## Provided records
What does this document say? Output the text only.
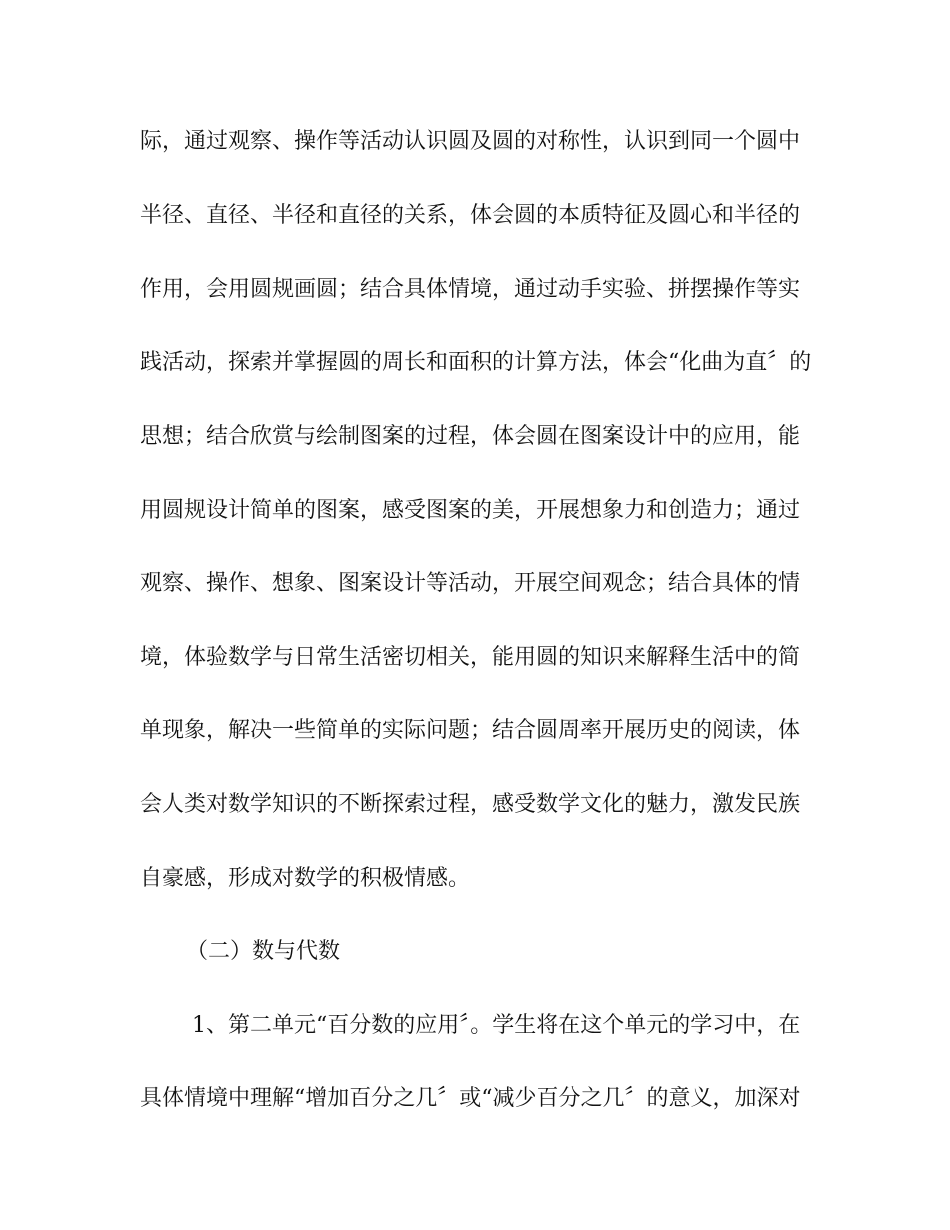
际，通过观察、操作等活动认识圆及圆的对称性，认识到同一个圆中
半径、直径、半径和直径的关系，体会圆的本质特征及圆心和半径的
作用，会用圆规画圆；结合具体情境，通过动手实验、拼摆操作等实
践活动，探索并掌握圆的周长和面积的计算方法，体会“化曲为直〞的
思想；结合欣赏与绘制图案的过程，体会圆在图案设计中的应用，能
用圆规设计简单的图案，感受图案的美，开展想象力和创造力；通过
观察、操作、想象、图案设计等活动，开展空间观念；结合具体的情
境，体验数学与日常生活密切相关，能用圆的知识来解释生活中的简
单现象，解决一些简单的实际问题；结合圆周率开展历史的阅读，体
会人类对数学知识的不断探索过程，感受数学文化的魅力，激发民族
自豪感，形成对数学的积极情感。
（二）数与代数
1、第二单元“百分数的应用〞。学生将在这个单元的学习中，在
具体情境中理解“增加百分之几〞或“减少百分之几〞的意义，加深对
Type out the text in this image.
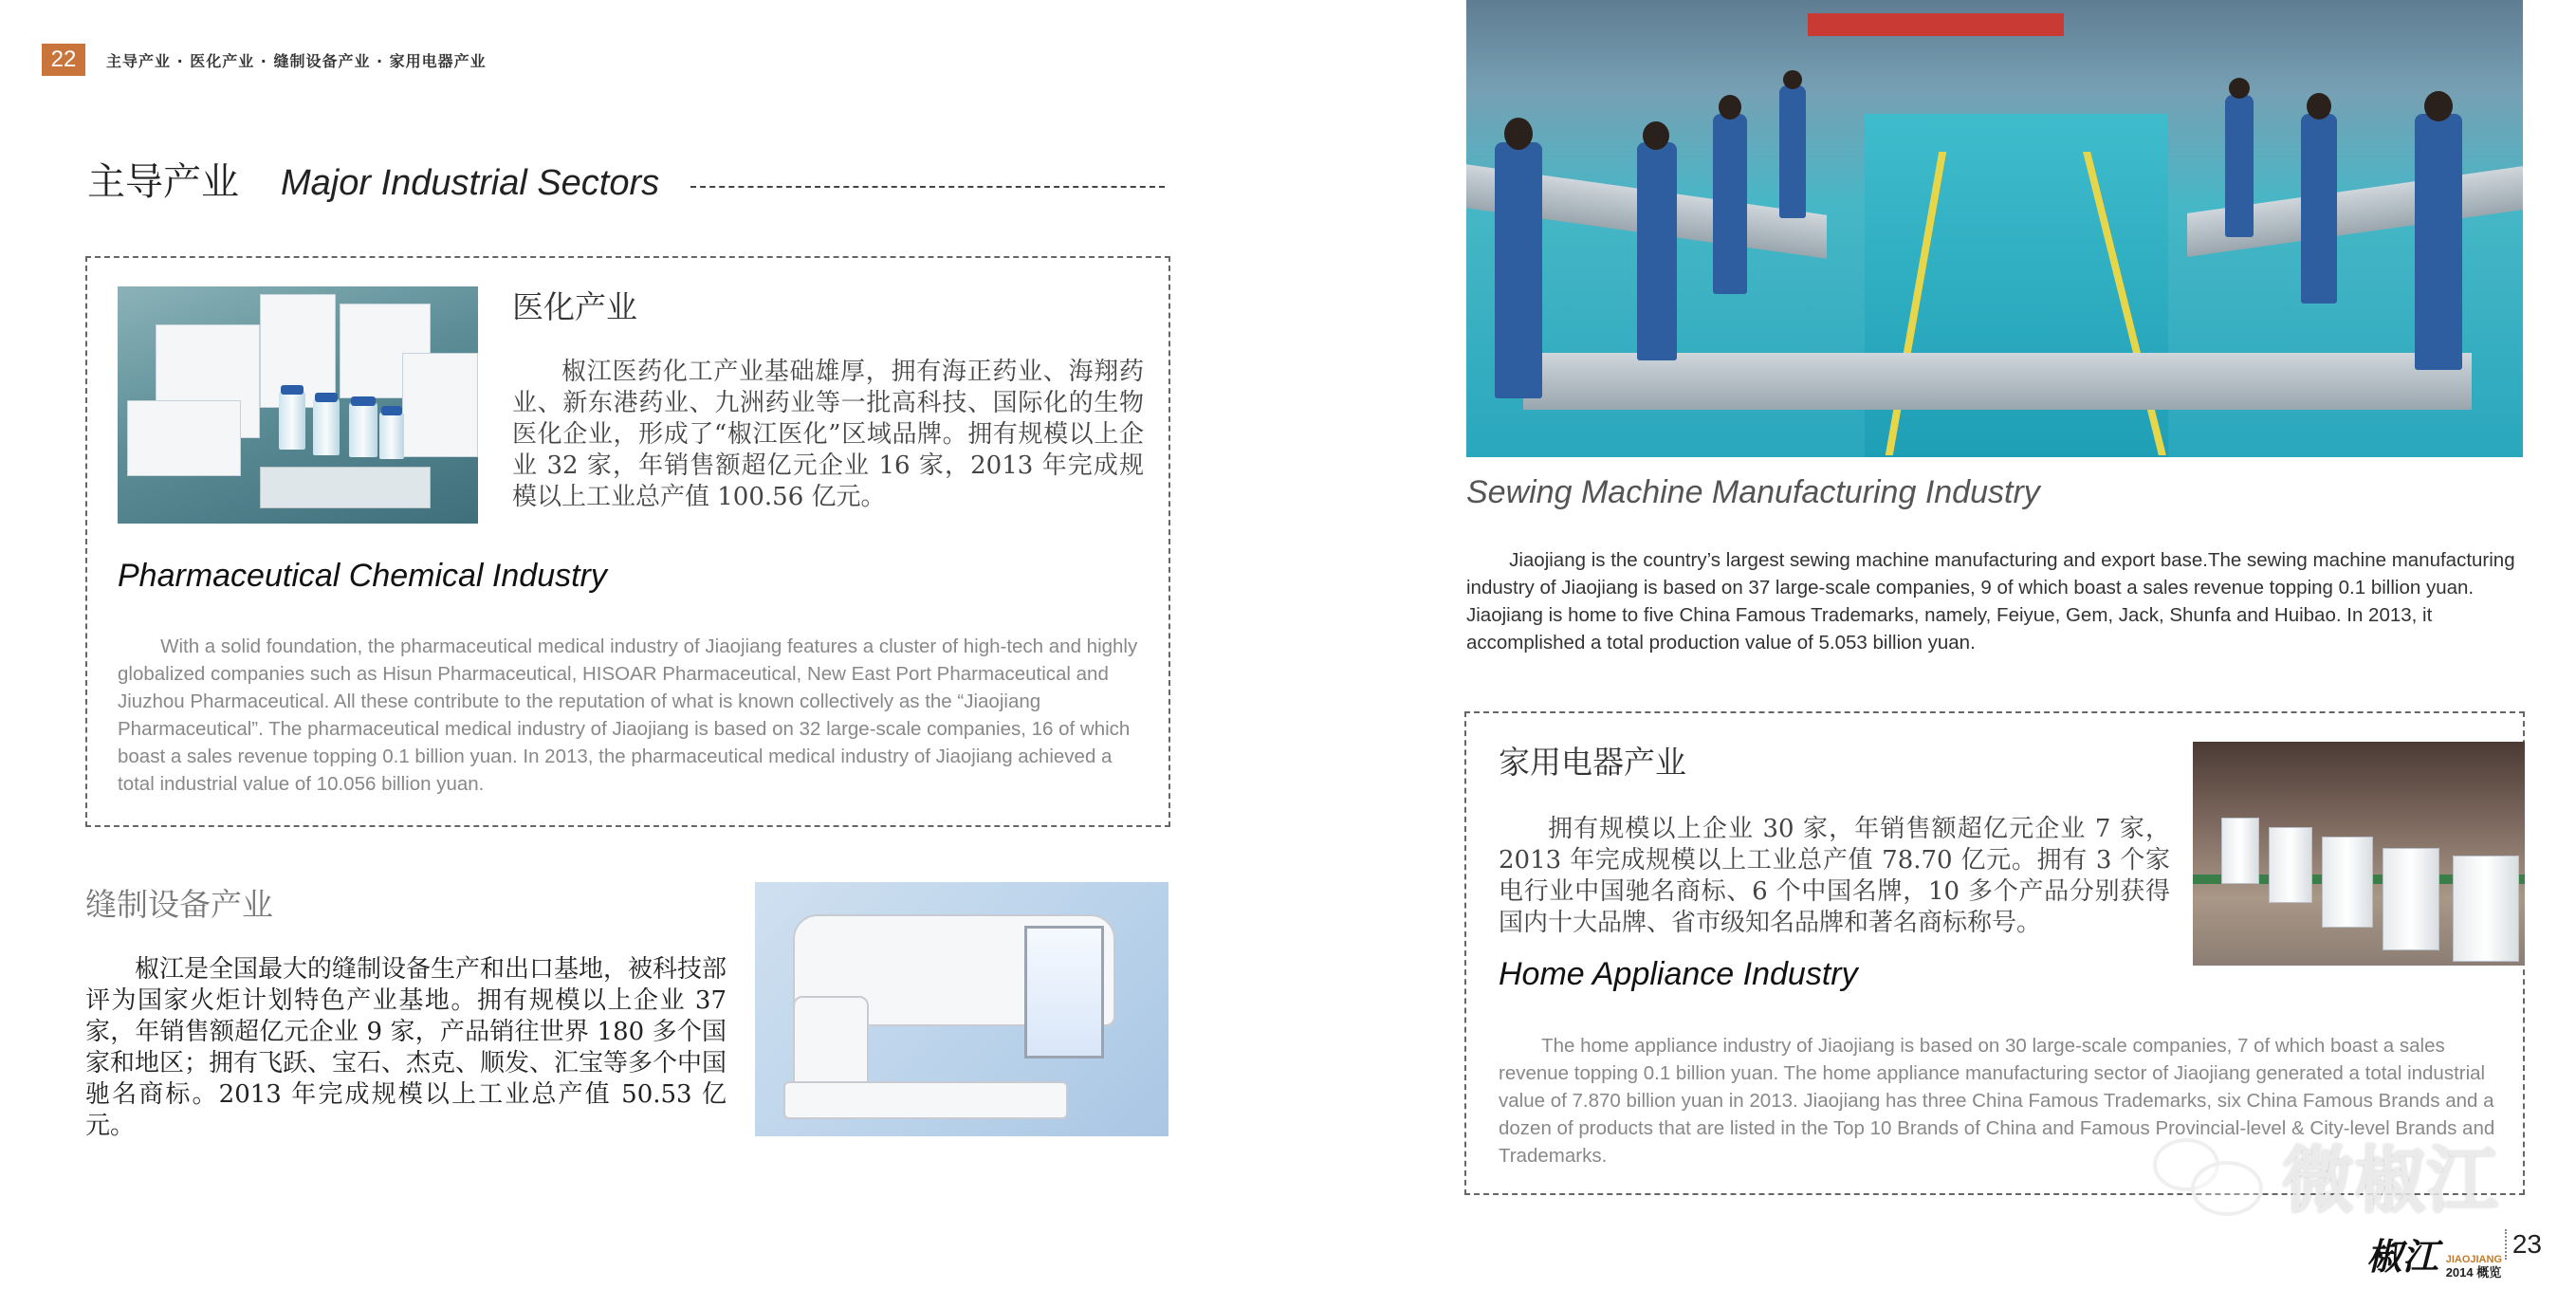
22	主导产业 · 医化产业 · 缝制设备产业 · 家用电器产业
主导产业 Major Industrial Sectors
医化产业
椒江医药化工产业基础雄厚，拥有海正药业、海翔药业、新东港药业、九洲药业等一批高科技、国际化的生物医化企业，形成了“椒江医化”区域品牌。拥有规模以上企业 32 家，年销售额超亿元企业 16 家，2013 年完成规模以上工业总产值 100.56 亿元。
Pharmaceutical Chemical Industry
With a solid foundation, the pharmaceutical medical industry of Jiaojiang features a cluster of high-tech and highly globalized companies such as Hisun Pharmaceutical, HISOAR Pharmaceutical, New East Port Pharmaceutical and Jiuzhou Pharmaceutical. All these contribute to the reputation of what is known collectively as the “Jiaojiang Pharmaceutical”. The pharmaceutical medical industry of Jiaojiang is based on 32 large-scale companies, 16 of which boast a sales revenue topping 0.1 billion yuan. In 2013, the pharmaceutical medical industry of Jiaojiang achieved a total industrial value of 10.056 billion yuan.
缝制设备产业
椒江是全国最大的缝制设备生产和出口基地，被科技部评为国家火炬计划特色产业基地。拥有规模以上企业 37 家，年销售额超亿元企业 9 家，产品销往世界 180 多个国家和地区；拥有飞跃、宝石、杰克、顺发、汇宝等多个中国驰名商标。2013 年完成规模以上工业总产值 50.53 亿元。
Sewing Machine Manufacturing Industry
Jiaojiang is the country’s largest sewing machine manufacturing and export base.The sewing machine manufacturing industry of Jiaojiang is based on 37 large-scale companies, 9 of which boast a sales revenue topping 0.1 billion yuan. Jiaojiang is home to five China Famous Trademarks, namely, Feiyue, Gem, Jack, Shunfa and Huibao. In 2013, it accomplished a total production value of 5.053 billion yuan.
家用电器产业
拥有规模以上企业 30 家，年销售额超亿元企业 7 家，2013 年完成规模以上工业总产值 78.70 亿元。拥有 3 个家电行业中国驰名商标、6 个中国名牌，10 多个产品分别获得国内十大品牌、省市级知名品牌和著名商标称号。
Home Appliance Industry
The home appliance industry of Jiaojiang is based on 30 large-scale companies, 7 of which boast a sales revenue topping 0.1 billion yuan. The home appliance manufacturing sector of Jiaojiang generated a total industrial value of 7.870 billion yuan in 2013. Jiaojiang has three China Famous Trademarks, six China Famous Brands and a dozen of products that are listed in the Top 10 Brands of China and Famous Provincial-level & City-level Brands and Trademarks.	微椒江
椒江 JIAOJIANG
2014 概览
23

## Exercise goal
Copy out all of the data word for word. Do not carry over any picture.

## Output of the task
What does this document say? Output the text only.
际，通过观察、操作等活动认识圆及圆的对称性，认识到同一个圆中
半径、直径、半径和直径的关系，体会圆的本质特征及圆心和半径的
作用，会用圆规画圆；结合具体情境，通过动手实验、拼摆操作等实
践活动，探索并掌握圆的周长和面积的计算方法，体会“化曲为直〞的
思想；结合欣赏与绘制图案的过程，体会圆在图案设计中的应用，能
用圆规设计简单的图案，感受图案的美，开展想象力和创造力；通过
观察、操作、想象、图案设计等活动，开展空间观念；结合具体的情
境，体验数学与日常生活密切相关，能用圆的知识来解释生活中的简
单现象，解决一些简单的实际问题；结合圆周率开展历史的阅读，体
会人类对数学知识的不断探索过程，感受数学文化的魅力，激发民族
自豪感，形成对数学的积极情感。
（二）数与代数
1、第二单元“百分数的应用〞。学生将在这个单元的学习中，在
具体情境中理解“增加百分之几〞或“减少百分之几〞的意义，加深对
Type out the text in this image.
22	主导产业 · 医化产业 · 缝制设备产业 · 家用电器产业
主导产业 Major Industrial Sectors
医化产业
椒江医药化工产业基础雄厚，拥有海正药业、海翔药业、新东港药业、九洲药业等一批高科技、国际化的生物医化企业，形成了“椒江医化”区域品牌。拥有规模以上企业 32 家，年销售额超亿元企业 16 家，2013 年完成规模以上工业总产值 100.56 亿元。
Pharmaceutical Chemical Industry
With a solid foundation, the pharmaceutical medical industry of Jiaojiang features a cluster of high-tech and highly globalized companies such as Hisun Pharmaceutical, HISOAR Pharmaceutical, New East Port Pharmaceutical and Jiuzhou Pharmaceutical. All these contribute to the reputation of what is known collectively as the “Jiaojiang Pharmaceutical”. The pharmaceutical medical industry of Jiaojiang is based on 32 large-scale companies, 16 of which boast a sales revenue topping 0.1 billion yuan. In 2013, the pharmaceutical medical industry of Jiaojiang achieved a total industrial value of 10.056 billion yuan.
缝制设备产业
椒江是全国最大的缝制设备生产和出口基地，被科技部评为国家火炬计划特色产业基地。拥有规模以上企业 37 家，年销售额超亿元企业 9 家，产品销往世界 180 多个国家和地区；拥有飞跃、宝石、杰克、顺发、汇宝等多个中国驰名商标。2013 年完成规模以上工业总产值 50.53 亿元。
Sewing Machine Manufacturing Industry
Jiaojiang is the country’s largest sewing machine manufacturing and export base.The sewing machine manufacturing industry of Jiaojiang is based on 37 large-scale companies, 9 of which boast a sales revenue topping 0.1 billion yuan. Jiaojiang is home to five China Famous Trademarks, namely, Feiyue, Gem, Jack, Shunfa and Huibao. In 2013, it accomplished a total production value of 5.053 billion yuan.
家用电器产业
拥有规模以上企业 30 家，年销售额超亿元企业 7 家，2013 年完成规模以上工业总产值 78.70 亿元。拥有 3 个家电行业中国驰名商标、6 个中国名牌，10 多个产品分别获得国内十大品牌、省市级知名品牌和著名商标称号。
Home Appliance Industry
The home appliance industry of Jiaojiang is based on 30 large-scale companies, 7 of which boast a sales revenue topping 0.1 billion yuan. The home appliance manufacturing sector of Jiaojiang generated a total industrial value of 7.870 billion yuan in 2013. Jiaojiang has three China Famous Trademarks, six China Famous Brands and a dozen of products that are listed in the Top 10 Brands of China and Famous Provincial-level & City-level Brands and Trademarks.	微椒江
椒江 JIAOJIANG
2014 概览
23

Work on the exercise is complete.